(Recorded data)
** Start **
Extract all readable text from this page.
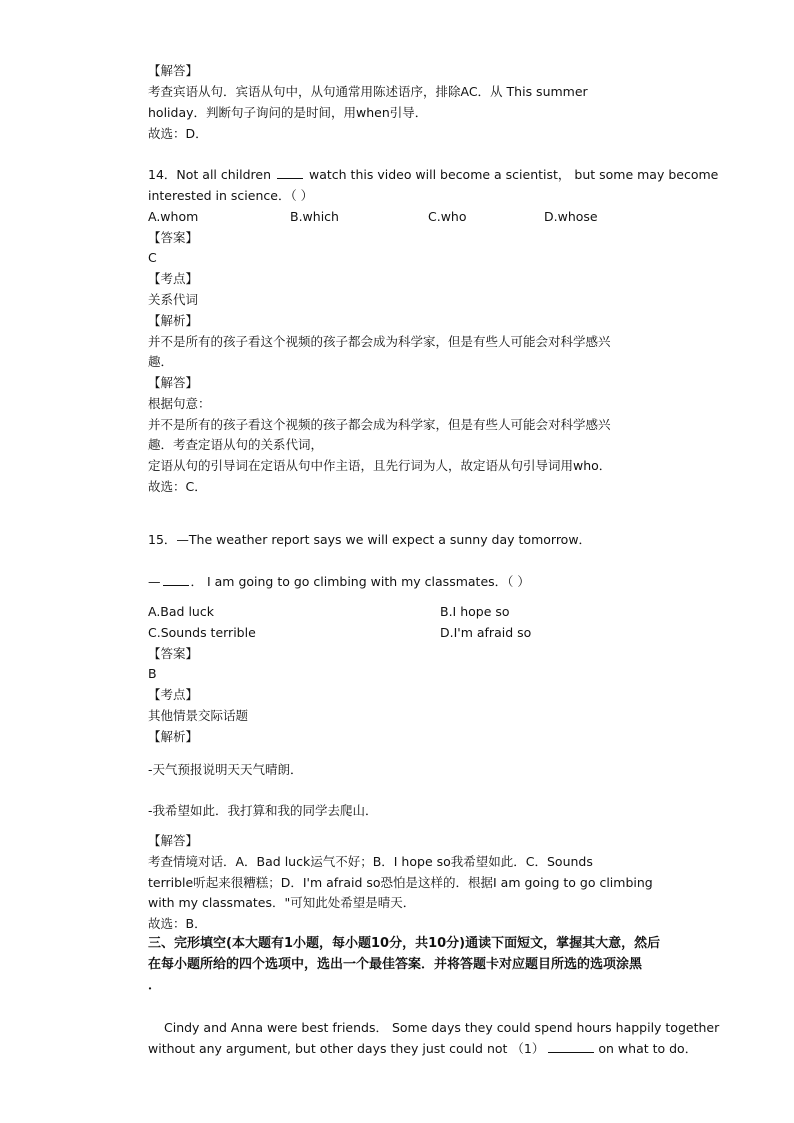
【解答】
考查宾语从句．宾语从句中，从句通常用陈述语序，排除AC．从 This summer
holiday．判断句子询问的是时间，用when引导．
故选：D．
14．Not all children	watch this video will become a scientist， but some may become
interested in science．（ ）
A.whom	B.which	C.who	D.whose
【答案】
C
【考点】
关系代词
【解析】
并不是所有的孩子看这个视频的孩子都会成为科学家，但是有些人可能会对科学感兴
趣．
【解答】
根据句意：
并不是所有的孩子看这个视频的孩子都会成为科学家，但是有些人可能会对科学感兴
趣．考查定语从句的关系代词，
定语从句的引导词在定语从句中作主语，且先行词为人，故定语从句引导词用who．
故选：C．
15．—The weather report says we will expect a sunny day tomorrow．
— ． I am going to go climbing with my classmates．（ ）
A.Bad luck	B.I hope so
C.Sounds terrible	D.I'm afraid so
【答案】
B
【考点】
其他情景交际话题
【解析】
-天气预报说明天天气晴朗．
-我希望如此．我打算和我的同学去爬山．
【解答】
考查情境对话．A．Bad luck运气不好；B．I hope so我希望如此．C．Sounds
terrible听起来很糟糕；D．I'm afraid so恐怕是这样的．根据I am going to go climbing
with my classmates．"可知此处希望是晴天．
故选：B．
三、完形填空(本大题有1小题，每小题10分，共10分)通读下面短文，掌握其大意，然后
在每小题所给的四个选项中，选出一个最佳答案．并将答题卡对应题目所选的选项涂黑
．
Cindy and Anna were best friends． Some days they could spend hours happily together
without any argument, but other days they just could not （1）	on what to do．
** End **
** Start **
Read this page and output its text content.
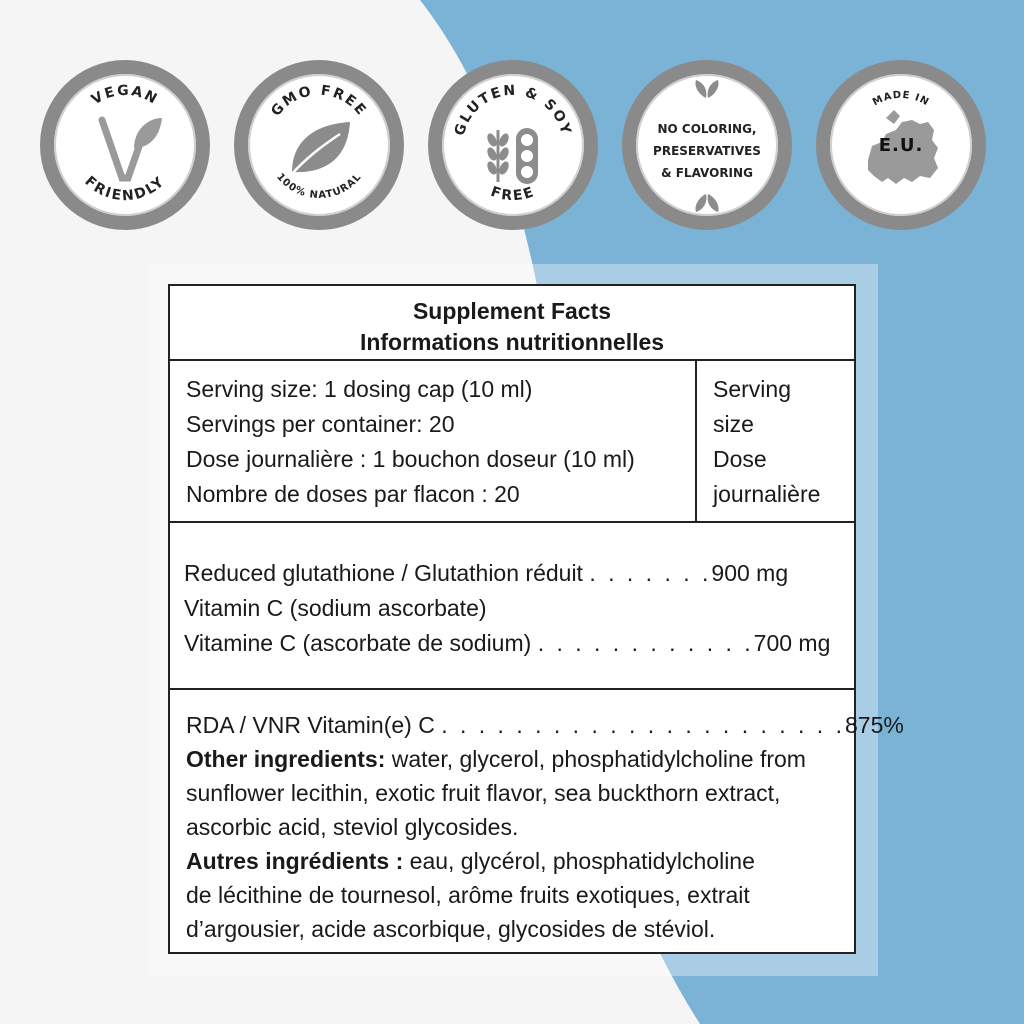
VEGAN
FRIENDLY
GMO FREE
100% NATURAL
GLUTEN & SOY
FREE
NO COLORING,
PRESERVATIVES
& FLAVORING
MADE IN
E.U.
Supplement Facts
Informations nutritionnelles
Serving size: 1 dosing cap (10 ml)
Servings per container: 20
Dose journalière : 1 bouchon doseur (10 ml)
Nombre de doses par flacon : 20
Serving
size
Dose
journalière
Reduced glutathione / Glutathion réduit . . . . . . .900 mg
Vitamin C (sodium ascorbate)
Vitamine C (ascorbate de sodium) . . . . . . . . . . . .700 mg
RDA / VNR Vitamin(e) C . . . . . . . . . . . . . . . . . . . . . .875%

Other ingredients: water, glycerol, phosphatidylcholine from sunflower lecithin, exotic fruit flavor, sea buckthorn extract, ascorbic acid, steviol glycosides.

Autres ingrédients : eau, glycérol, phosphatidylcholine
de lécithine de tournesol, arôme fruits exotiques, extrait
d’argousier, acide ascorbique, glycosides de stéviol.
** End **
** Start **
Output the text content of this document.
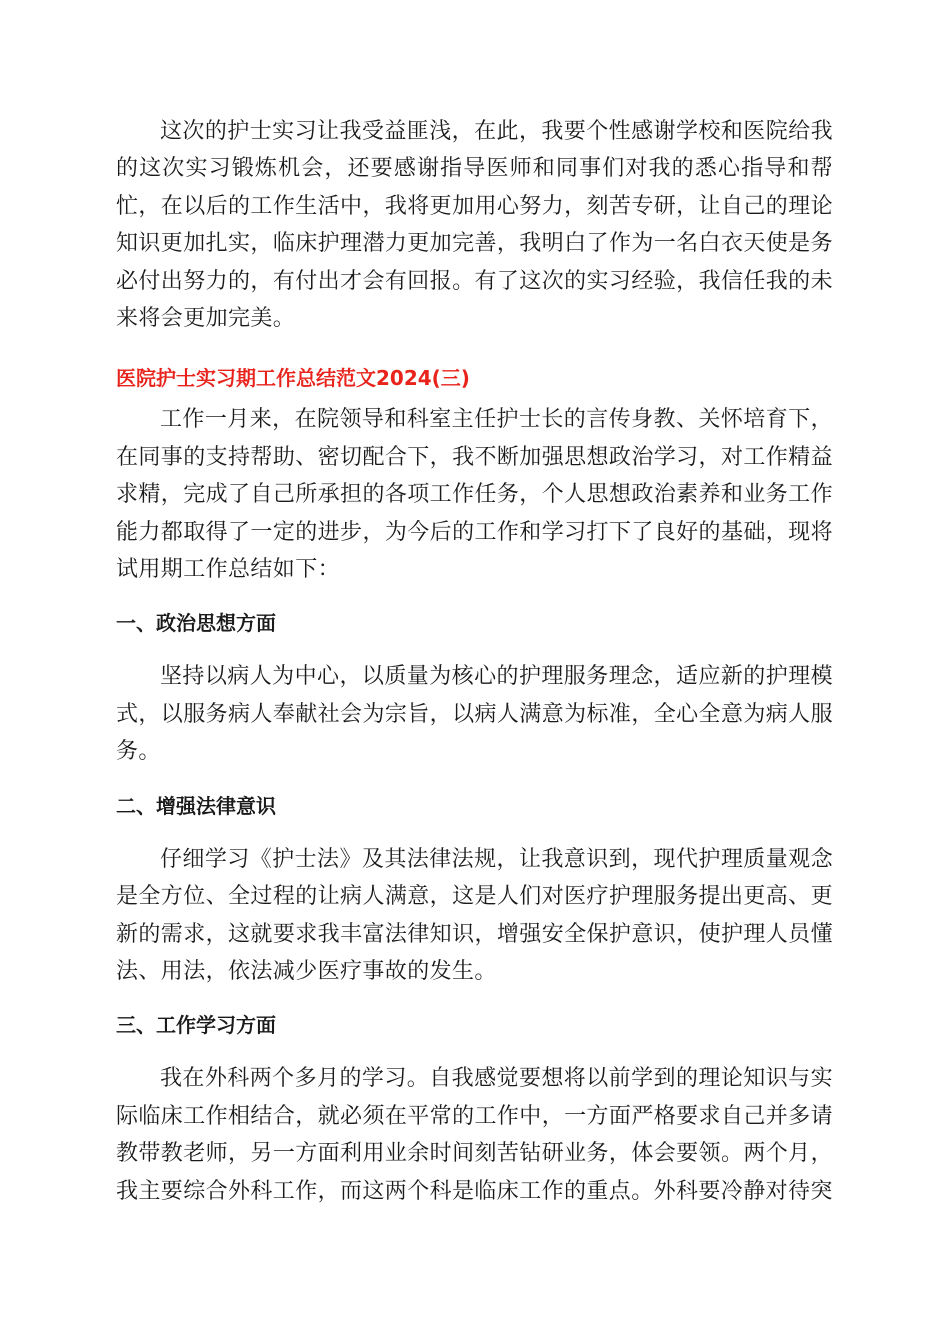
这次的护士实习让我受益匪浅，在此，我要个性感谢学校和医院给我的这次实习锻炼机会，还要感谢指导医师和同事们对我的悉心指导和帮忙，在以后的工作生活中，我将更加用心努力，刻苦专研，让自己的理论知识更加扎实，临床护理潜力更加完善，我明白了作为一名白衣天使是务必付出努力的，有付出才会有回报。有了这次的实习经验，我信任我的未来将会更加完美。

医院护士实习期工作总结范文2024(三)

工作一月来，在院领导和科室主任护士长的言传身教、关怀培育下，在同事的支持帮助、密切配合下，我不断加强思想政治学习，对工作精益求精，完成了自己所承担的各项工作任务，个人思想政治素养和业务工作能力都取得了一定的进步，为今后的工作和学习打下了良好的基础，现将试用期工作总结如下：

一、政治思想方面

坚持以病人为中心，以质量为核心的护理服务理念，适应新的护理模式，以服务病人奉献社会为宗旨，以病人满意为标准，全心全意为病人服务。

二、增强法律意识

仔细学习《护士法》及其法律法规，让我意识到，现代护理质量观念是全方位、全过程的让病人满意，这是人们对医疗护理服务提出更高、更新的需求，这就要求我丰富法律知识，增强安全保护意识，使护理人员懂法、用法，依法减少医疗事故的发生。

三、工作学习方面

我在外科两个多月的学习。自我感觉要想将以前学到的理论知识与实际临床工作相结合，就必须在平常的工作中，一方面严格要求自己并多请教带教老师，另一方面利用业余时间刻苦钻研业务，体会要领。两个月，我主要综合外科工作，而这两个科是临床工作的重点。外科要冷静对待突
** End **
== WHAT IS BEING ASKED ==
Copy out every line that includes the word "climbing".

== FULL RESPONSE ==
— ． I am going to go climbing with my classmates．（ ）
terrible听起来很糟糕；D．I'm afraid so恐怕是这样的．根据I am going to go climbing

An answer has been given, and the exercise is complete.